- **Task to complete**:
Restate each of the lines given below, word for word.

- **Exercise data**:
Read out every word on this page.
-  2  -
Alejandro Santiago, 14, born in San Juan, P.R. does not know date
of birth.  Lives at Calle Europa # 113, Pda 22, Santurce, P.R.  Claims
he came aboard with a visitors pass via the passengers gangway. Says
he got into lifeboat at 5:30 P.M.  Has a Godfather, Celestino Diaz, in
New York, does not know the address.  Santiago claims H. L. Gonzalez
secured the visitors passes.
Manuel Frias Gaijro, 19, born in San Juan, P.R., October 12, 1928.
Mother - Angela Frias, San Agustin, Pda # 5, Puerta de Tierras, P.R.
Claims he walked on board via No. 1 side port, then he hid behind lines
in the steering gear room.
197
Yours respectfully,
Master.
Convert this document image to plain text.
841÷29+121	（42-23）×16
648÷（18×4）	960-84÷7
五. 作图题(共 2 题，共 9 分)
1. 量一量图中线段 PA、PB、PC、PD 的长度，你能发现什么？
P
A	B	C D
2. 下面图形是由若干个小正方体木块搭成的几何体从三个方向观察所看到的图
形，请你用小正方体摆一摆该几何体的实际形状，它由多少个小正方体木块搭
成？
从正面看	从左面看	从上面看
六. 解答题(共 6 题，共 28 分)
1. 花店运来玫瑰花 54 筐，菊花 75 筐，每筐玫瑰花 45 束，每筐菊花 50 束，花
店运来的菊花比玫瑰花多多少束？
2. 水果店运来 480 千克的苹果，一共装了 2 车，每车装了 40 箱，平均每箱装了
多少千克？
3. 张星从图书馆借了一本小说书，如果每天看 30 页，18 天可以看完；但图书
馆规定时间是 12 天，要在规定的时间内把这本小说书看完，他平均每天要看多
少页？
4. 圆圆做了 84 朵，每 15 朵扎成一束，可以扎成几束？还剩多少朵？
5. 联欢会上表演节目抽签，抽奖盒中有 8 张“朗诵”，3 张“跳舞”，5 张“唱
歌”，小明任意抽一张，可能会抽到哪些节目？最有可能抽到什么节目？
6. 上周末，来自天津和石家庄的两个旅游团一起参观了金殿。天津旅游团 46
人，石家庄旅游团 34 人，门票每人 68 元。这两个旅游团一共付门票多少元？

- **Task solution**:
Read out every word on this page.
-  2  -
Alejandro Santiago, 14, born in San Juan, P.R. does not know date
of birth.  Lives at Calle Europa # 113, Pda 22, Santurce, P.R.  Claims
he came aboard with a visitors pass via the passengers gangway. Says
he got into lifeboat at 5:30 P.M.  Has a Godfather, Celestino Diaz, in
New York, does not know the address.  Santiago claims H. L. Gonzalez
secured the visitors passes.
Manuel Frias Gaijro, 19, born in San Juan, P.R., October 12, 1928.
Mother - Angela Frias, San Agustin, Pda # 5, Puerta de Tierras, P.R.
Claims he walked on board via No. 1 side port, then he hid behind lines
in the steering gear room.
197
Yours respectfully,
Master.
Convert this document image to plain text.
841÷29+121	（42-23）×16
648÷（18×4）	960-84÷7
五. 作图题(共 2 题，共 9 分)
1. 量一量图中线段 PA、PB、PC、PD 的长度，你能发现什么？
P
A	B	C D
2. 下面图形是由若干个小正方体木块搭成的几何体从三个方向观察所看到的图
形，请你用小正方体摆一摆该几何体的实际形状，它由多少个小正方体木块搭
成？
从正面看	从左面看	从上面看
六. 解答题(共 6 题，共 28 分)
1. 花店运来玫瑰花 54 筐，菊花 75 筐，每筐玫瑰花 45 束，每筐菊花 50 束，花
店运来的菊花比玫瑰花多多少束？
2. 水果店运来 480 千克的苹果，一共装了 2 车，每车装了 40 箱，平均每箱装了
多少千克？
3. 张星从图书馆借了一本小说书，如果每天看 30 页，18 天可以看完；但图书
馆规定时间是 12 天，要在规定的时间内把这本小说书看完，他平均每天要看多
少页？
4. 圆圆做了 84 朵，每 15 朵扎成一束，可以扎成几束？还剩多少朵？
5. 联欢会上表演节目抽签，抽奖盒中有 8 张“朗诵”，3 张“跳舞”，5 张“唱
歌”，小明任意抽一张，可能会抽到哪些节目？最有可能抽到什么节目？
6. 上周末，来自天津和石家庄的两个旅游团一起参观了金殿。天津旅游团 46
人，石家庄旅游团 34 人，门票每人 68 元。这两个旅游团一共付门票多少元？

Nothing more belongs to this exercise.